▶ What you will do
Extend the Tokyo photo report past its last sentence with a few paragraphs in the same voice.

** start of Page extract **

Home > Asia, Photography, Travel Photography > Japan – Tokyo (a photo report)

Japan – Tokyo (a photo report)


In this inaugural post covering our recent three-week trip to Japan and Hong Kong, I will cover the vibrant, pulsating, and overwhelming city of Tokyo. We began and ended the Japan leg of our trip here, spending about four full days here, and could easily have done a week if given the opportunity.

Tokyo is a city of contrasts, and although it is not outwardly a beautiful city, it is one that rewards the intrepid urban explorer with scenes of utter urbanity right next to jaw-droppingly beautiful parks concealing peaceful shrines and temples.

NOTE If you are reading this in a news reader such as Google Reader, or inside Facebook on a tablet, you might want to open this in a dedicated browser window as the layout will work better.

When we first landed in Tokyo, it was an assault on the senses, but a very welcome one. Staying in Shinjuku that time meant that we were right in the heart of the restaurant and bar scene, and we wasted no time getting stuck into an izakaya (pub with food), visiting my favourite (tiny) bar “Albatross” in the Shomben Yokocho (“piss alley”) and ending up at a late-night ramen joint where we had to order through a vending machine.

 

The days we spent thereafter (on both visits) were spent covering a great deal of ground in both Western and Eastern Tokyo, and below is a selection of the experiences we had. As per usual there are many more photos to be found in the equivalent set over on Flickr so I do encourage you to check them out.

Yoyogi Park and the Meiji Shrine
As per last time I visited Tokyo, the first morning of our trip happened to be a Sunday, and the best thing to do on a Sunday if you are in West Tokyo is to head down to Yoyogi Park and the Meiji Shrine. The former because there are usually odd people about (more on that later) and the latter because there is usually a Shinto wedding or some other ceremony going on. We were in luck because (as on my last trip here) the Seven-Five-Three “middle childhood” blessings were taking place at the Meiji Shrine, which meant loads of adorable Japanese kids in kimonos with their elegant parents only too happy to pose for photos.

Shinto Wedding, Meiji Jingu

Shinto Wedding, Meiji Jingu

 

Near the Meiji Shrine is the Meiji Garden, which is well worth the ¥500 (£4) entry fee as it is a lovely imperial garden set around a teahouse and a small lake, lush with vegetation and with the maples just beginning to show the very first signs of the autumn colours (momiji), and with kimono-clad women laughing amongst themselves.

** end of Page extract **
** start of Data section **

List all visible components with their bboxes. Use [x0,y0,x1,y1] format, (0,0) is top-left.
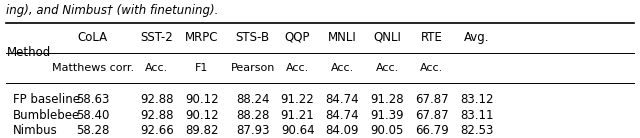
Text: Bumblebee: Bumblebee [13,109,80,122]
Text: 91.39: 91.39 [371,109,404,122]
Text: 58.40: 58.40 [76,109,109,122]
Text: 90.64: 90.64 [281,124,314,137]
Text: 90.12: 90.12 [185,109,218,122]
Text: 66.79: 66.79 [415,124,449,137]
Text: 67.87: 67.87 [415,109,449,122]
Text: ing), and Nimbus† (with finetuning).: ing), and Nimbus† (with finetuning). [6,4,219,17]
Text: QNLI: QNLI [373,31,401,44]
Text: Avg.: Avg. [464,31,490,44]
Text: 91.22: 91.22 [281,93,314,106]
Text: 90.05: 90.05 [371,124,404,137]
Text: 84.09: 84.09 [326,124,359,137]
Text: Acc.: Acc. [376,63,399,73]
Text: 83.11: 83.11 [460,109,493,122]
Text: MRPC: MRPC [185,31,218,44]
Text: Acc.: Acc. [286,63,309,73]
Text: 84.74: 84.74 [326,109,359,122]
Text: Nimbus: Nimbus [13,124,58,137]
Text: 83.12: 83.12 [460,93,493,106]
Text: 88.28: 88.28 [236,109,269,122]
Text: STS-B: STS-B [236,31,270,44]
Text: 84.74: 84.74 [326,93,359,106]
Text: 67.87: 67.87 [415,93,449,106]
Text: Acc.: Acc. [145,63,168,73]
Text: 58.28: 58.28 [76,124,109,137]
Text: 89.82: 89.82 [185,124,218,137]
Text: 90.12: 90.12 [185,93,218,106]
Text: Acc.: Acc. [331,63,354,73]
Text: RTE: RTE [421,31,443,44]
Text: 92.66: 92.66 [140,124,173,137]
Text: 82.53: 82.53 [460,124,493,137]
Text: F1: F1 [195,63,208,73]
Text: CoLA: CoLA [77,31,108,44]
Text: 92.88: 92.88 [140,93,173,106]
Text: QQP: QQP [285,31,310,44]
Text: 91.21: 91.21 [281,109,314,122]
Text: Matthews corr.: Matthews corr. [52,63,134,73]
Text: FP baseline: FP baseline [13,93,80,106]
Text: MNLI: MNLI [328,31,356,44]
Text: Method: Method [6,46,51,59]
Text: 87.93: 87.93 [236,124,269,137]
Text: 91.28: 91.28 [371,93,404,106]
Text: 92.88: 92.88 [140,109,173,122]
Text: Pearson: Pearson [230,63,275,73]
Text: SST-2: SST-2 [140,31,173,44]
Text: 58.63: 58.63 [76,93,109,106]
Text: Acc.: Acc. [420,63,444,73]
Text: 88.24: 88.24 [236,93,269,106]
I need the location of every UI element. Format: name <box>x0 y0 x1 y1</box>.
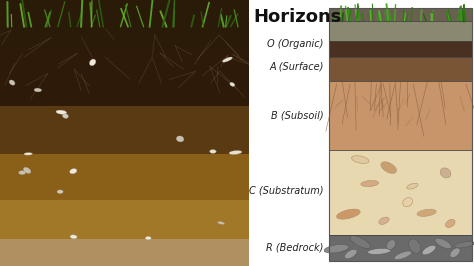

** end of Data section **

▶ The answer
Traditional Chrysanthemums outside Meiji Shrine

Traditional Chrysanthemums outside Meiji Shrine

The very first signs of autumn colour (momiji) in Meiji Gardens

The very first signs of autumn colour (momiji) in Meiji Gardens

Kimono-clad women laughing together, Meiji Garden

Kimono-clad women laughing together, Meiji Garden

 

Outside the Meiji Shrine and Garden is Yoyogi Park, a large green space providing some respite from the surrounding intense urbanity of Shinjuku, Harajuku and Shibuya. Yoyogi Park on Sundays typically means a mixture of different “tribal” groups coming out to play, such as the Tokyo Rockabilly Club (previously) and cosplay people dressed up in animal suits. But today was pretty quiet in the park, even for such a nice day, and so we were able to enjoy the gingko trees beginning to shed their leaves.

Strangers, Tokyo Rockabilly Club, Yoyogi Park

Strangers, Tokyo Rockabilly Club, Yoyogi Park

Gingko trees beginning to drop, Yoyogi Park

Gingko trees beginning to drop, Yoyogi Park

Ueno Park and Yanaka

One afternoon towards the end of our trip we trekked up to Ueno Park, another haven of tranquility in the midst of the Tokyo sprawl. By this time the autumn colours had well and truly arrived in Tokyo, and it made a dramatic backdrop to the small shrines dotted amongst the park’s small hills and dales.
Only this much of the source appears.